## [Problem requirements]
Return the number of lines in which the word "concerning" appears; add nothing else.
==================================================
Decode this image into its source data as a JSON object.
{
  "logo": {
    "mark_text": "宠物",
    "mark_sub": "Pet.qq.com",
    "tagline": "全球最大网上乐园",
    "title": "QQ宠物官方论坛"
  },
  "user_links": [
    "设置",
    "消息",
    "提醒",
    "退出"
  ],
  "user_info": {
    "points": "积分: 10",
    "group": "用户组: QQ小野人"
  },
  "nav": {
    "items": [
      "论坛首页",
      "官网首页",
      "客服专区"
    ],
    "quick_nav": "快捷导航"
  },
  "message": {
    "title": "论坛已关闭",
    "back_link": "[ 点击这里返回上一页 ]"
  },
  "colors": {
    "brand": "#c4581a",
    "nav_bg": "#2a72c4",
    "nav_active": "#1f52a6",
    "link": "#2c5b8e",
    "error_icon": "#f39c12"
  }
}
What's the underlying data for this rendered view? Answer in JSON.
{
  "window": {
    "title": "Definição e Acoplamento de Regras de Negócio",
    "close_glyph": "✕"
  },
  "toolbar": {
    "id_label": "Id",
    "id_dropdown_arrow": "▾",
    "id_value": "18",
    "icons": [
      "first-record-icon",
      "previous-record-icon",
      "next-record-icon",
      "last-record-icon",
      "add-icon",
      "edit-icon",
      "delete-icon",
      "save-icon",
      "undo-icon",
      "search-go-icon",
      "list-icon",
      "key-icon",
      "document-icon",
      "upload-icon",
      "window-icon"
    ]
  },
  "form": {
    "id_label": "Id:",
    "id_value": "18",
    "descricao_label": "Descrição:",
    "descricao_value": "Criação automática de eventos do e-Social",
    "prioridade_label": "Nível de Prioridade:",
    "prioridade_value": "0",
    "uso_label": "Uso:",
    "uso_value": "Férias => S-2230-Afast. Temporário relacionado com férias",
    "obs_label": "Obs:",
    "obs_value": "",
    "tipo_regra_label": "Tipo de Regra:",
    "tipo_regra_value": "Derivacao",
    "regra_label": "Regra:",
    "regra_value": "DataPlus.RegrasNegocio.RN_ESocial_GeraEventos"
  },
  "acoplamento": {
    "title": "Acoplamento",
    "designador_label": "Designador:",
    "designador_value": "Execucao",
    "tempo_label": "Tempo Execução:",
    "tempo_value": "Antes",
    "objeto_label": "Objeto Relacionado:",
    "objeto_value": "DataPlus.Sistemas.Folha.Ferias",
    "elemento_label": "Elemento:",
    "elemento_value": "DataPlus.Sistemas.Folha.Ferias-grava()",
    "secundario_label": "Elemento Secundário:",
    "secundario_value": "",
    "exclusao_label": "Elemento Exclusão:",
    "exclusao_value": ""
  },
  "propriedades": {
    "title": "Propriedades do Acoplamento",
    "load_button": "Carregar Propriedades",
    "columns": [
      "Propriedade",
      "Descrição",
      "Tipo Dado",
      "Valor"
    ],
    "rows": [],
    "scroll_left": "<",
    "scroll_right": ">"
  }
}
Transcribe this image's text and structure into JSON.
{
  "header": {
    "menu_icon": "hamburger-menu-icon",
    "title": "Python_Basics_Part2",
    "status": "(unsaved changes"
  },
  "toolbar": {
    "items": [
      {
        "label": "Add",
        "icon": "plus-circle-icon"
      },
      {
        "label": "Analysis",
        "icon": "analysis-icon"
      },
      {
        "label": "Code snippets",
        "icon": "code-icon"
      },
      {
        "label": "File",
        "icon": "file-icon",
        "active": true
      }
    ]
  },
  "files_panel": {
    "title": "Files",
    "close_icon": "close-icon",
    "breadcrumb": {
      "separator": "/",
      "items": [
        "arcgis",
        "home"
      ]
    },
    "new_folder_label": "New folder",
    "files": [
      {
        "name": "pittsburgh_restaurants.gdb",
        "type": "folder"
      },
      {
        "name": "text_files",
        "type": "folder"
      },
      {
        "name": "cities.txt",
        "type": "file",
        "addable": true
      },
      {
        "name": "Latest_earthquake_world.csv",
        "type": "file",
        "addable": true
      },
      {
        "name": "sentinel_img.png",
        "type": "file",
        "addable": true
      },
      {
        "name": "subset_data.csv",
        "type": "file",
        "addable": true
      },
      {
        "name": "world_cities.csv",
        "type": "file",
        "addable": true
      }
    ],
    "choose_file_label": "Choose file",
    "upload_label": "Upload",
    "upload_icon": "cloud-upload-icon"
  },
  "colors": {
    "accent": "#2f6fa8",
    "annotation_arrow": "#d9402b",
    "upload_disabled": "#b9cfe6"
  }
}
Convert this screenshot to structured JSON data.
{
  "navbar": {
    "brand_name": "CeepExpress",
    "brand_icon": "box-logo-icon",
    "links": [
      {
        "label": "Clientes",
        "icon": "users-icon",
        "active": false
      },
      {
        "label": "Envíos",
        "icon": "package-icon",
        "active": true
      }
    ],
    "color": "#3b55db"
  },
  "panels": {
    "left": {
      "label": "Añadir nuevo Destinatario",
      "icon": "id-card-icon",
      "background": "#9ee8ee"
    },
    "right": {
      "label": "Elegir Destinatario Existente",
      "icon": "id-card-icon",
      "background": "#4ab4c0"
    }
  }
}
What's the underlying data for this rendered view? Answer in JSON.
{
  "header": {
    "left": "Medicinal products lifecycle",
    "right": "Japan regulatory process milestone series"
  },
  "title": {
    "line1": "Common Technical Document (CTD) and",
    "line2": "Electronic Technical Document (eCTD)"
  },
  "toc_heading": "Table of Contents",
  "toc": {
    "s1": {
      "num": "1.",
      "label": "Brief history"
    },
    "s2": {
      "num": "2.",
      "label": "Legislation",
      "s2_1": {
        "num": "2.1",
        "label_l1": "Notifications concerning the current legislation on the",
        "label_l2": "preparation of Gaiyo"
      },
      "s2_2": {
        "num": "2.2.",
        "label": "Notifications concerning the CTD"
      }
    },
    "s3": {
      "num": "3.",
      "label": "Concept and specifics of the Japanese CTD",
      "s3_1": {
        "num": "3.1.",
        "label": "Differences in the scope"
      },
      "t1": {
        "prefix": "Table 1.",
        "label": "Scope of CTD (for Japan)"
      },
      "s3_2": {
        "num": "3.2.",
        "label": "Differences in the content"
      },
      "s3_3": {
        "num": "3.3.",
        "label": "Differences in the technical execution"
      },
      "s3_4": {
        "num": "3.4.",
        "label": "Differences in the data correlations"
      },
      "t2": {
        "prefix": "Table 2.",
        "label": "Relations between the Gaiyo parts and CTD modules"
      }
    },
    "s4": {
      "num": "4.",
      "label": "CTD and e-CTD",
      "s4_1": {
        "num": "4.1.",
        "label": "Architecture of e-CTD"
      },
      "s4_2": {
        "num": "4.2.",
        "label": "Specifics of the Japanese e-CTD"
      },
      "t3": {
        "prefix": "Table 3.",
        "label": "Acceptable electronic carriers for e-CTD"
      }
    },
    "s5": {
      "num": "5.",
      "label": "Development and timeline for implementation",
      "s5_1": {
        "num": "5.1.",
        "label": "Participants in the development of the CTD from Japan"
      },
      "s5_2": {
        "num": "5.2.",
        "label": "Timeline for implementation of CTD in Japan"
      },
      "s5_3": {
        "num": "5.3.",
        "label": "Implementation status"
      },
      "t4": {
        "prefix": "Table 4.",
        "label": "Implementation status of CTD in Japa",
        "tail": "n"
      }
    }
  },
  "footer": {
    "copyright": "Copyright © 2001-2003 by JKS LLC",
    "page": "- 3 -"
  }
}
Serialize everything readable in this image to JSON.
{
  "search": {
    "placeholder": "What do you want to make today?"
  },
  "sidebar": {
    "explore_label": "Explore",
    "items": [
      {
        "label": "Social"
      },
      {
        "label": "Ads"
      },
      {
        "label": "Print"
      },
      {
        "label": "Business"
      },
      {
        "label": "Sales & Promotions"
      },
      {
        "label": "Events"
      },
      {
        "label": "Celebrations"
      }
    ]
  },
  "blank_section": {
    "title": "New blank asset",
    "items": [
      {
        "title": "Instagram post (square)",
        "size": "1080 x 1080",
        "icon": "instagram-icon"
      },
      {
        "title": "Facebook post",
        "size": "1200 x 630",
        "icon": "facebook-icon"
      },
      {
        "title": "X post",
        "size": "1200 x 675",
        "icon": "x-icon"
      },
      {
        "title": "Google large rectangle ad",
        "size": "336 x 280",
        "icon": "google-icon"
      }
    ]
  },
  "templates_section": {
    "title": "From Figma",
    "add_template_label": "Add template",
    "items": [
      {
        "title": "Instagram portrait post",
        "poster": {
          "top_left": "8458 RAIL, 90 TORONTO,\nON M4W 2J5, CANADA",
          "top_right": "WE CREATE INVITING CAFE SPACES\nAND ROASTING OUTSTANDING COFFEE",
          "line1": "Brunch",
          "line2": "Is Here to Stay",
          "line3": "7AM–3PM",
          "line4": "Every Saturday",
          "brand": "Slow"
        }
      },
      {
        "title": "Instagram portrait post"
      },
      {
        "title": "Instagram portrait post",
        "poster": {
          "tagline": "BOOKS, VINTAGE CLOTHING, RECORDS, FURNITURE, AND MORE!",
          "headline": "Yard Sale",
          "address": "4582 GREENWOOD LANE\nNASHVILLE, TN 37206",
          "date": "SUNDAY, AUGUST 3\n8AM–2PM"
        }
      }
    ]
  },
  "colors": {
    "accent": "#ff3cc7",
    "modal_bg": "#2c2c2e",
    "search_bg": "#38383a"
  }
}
==================================================
## [Answer]
2